▶ [Collection entries]

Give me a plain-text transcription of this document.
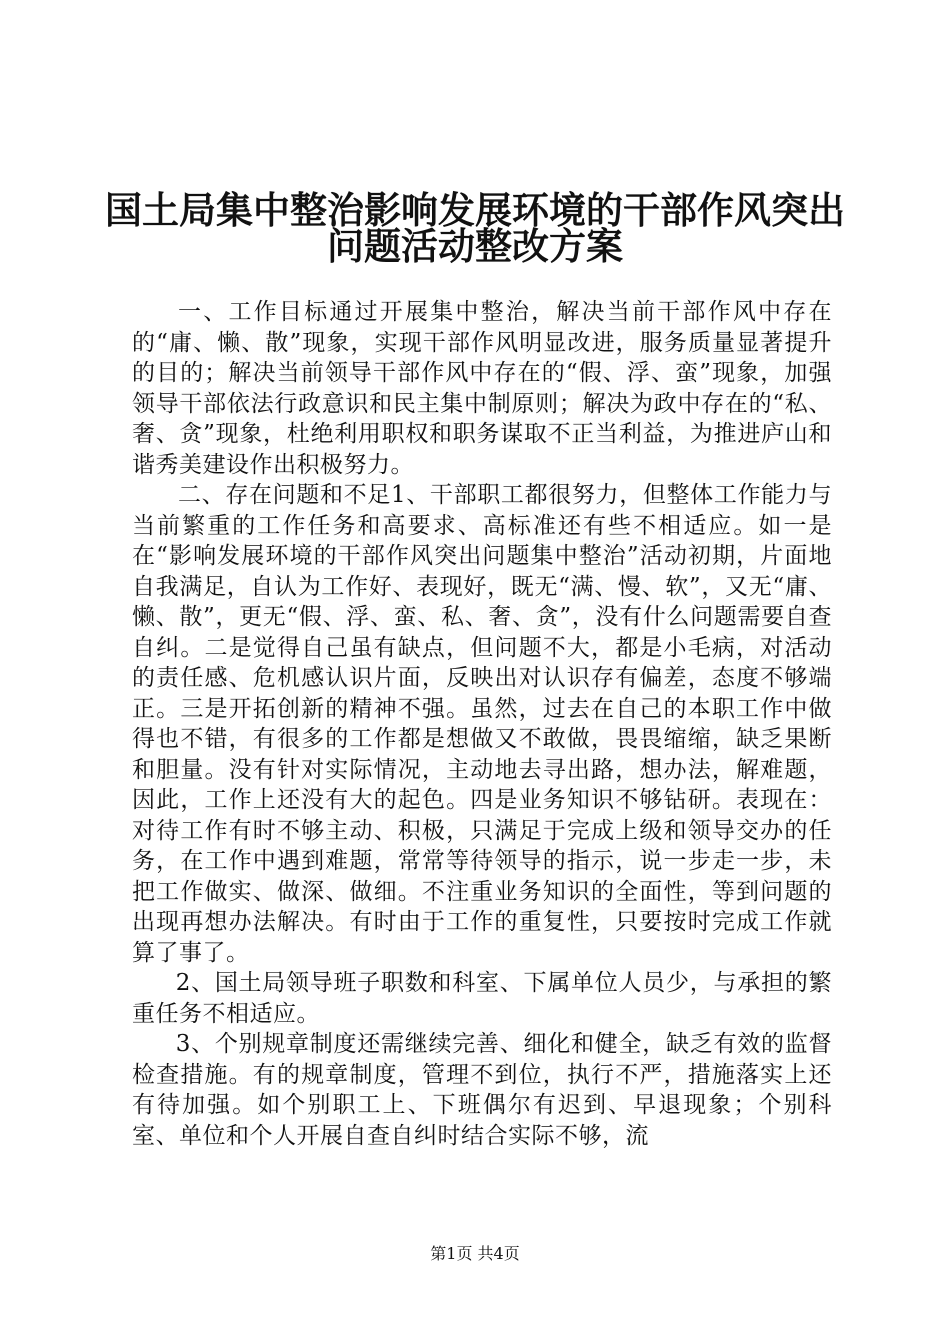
国土局集中整治影响发展环境的干部作风突出
问题活动整改方案

一、工作目标通过开展集中整治，解决当前干部作风中存在的“庸、懒、散”现象，实现干部作风明显改进，服务质量显著提升的目的；解决当前领导干部作风中存在的“假、浮、蛮”现象，加强领导干部依法行政意识和民主集中制原则；解决为政中存在的“私、奢、贪”现象，杜绝利用职权和职务谋取不正当利益，为推进庐山和谐秀美建设作出积极努力。

二、存在问题和不足1、干部职工都很努力，但整体工作能力与当前繁重的工作任务和高要求、高标准还有些不相适应。如一是在“影响发展环境的干部作风突出问题集中整治”活动初期，片面地自我满足，自认为工作好、表现好，既无“满、慢、软”，又无“庸、懒、散”，更无“假、浮、蛮、私、奢、贪”，没有什么问题需要自查自纠。二是觉得自己虽有缺点，但问题不大，都是小毛病，对活动的责任感、危机感认识片面，反映出对认识存有偏差，态度不够端正。三是开拓创新的精神不强。虽然，过去在自己的本职工作中做得也不错，有很多的工作都是想做又不敢做，畏畏缩缩，缺乏果断和胆量。没有针对实际情况，主动地去寻出路，想办法，解难题，因此，工作上还没有大的起色。四是业务知识不够钻研。表现在：对待工作有时不够主动、积极，只满足于完成上级和领导交办的任务，在工作中遇到难题，常常等待领导的指示，说一步走一步，未把工作做实、做深、做细。不注重业务知识的全面性，等到问题的出现再想办法解决。有时由于工作的重复性，只要按时完成工作就算了事了。

2、国土局领导班子职数和科室、下属单位人员少，与承担的繁重任务不相适应。

3、个别规章制度还需继续完善、细化和健全，缺乏有效的监督检查措施。有的规章制度，管理不到位，执行不严，措施落实上还有待加强。如个别职工上、下班偶尔有迟到、早退现象；个别科室、单位和个人开展自查自纠时结合实际不够，流

第1页 共4页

▶ [Task to carry out]
Repeat the data exactly, dropping every picture it holds.

▶ [Exercise result]
Give me a plain-text transcription of this document.
国土局集中整治影响发展环境的干部作风突出
问题活动整改方案

一、工作目标通过开展集中整治，解决当前干部作风中存在的“庸、懒、散”现象，实现干部作风明显改进，服务质量显著提升的目的；解决当前领导干部作风中存在的“假、浮、蛮”现象，加强领导干部依法行政意识和民主集中制原则；解决为政中存在的“私、奢、贪”现象，杜绝利用职权和职务谋取不正当利益，为推进庐山和谐秀美建设作出积极努力。

二、存在问题和不足1、干部职工都很努力，但整体工作能力与当前繁重的工作任务和高要求、高标准还有些不相适应。如一是在“影响发展环境的干部作风突出问题集中整治”活动初期，片面地自我满足，自认为工作好、表现好，既无“满、慢、软”，又无“庸、懒、散”，更无“假、浮、蛮、私、奢、贪”，没有什么问题需要自查自纠。二是觉得自己虽有缺点，但问题不大，都是小毛病，对活动的责任感、危机感认识片面，反映出对认识存有偏差，态度不够端正。三是开拓创新的精神不强。虽然，过去在自己的本职工作中做得也不错，有很多的工作都是想做又不敢做，畏畏缩缩，缺乏果断和胆量。没有针对实际情况，主动地去寻出路，想办法，解难题，因此，工作上还没有大的起色。四是业务知识不够钻研。表现在：对待工作有时不够主动、积极，只满足于完成上级和领导交办的任务，在工作中遇到难题，常常等待领导的指示，说一步走一步，未把工作做实、做深、做细。不注重业务知识的全面性，等到问题的出现再想办法解决。有时由于工作的重复性，只要按时完成工作就算了事了。

2、国土局领导班子职数和科室、下属单位人员少，与承担的繁重任务不相适应。

3、个别规章制度还需继续完善、细化和健全，缺乏有效的监督检查措施。有的规章制度，管理不到位，执行不严，措施落实上还有待加强。如个别职工上、下班偶尔有迟到、早退现象；个别科室、单位和个人开展自查自纠时结合实际不够，流

第1页 共4页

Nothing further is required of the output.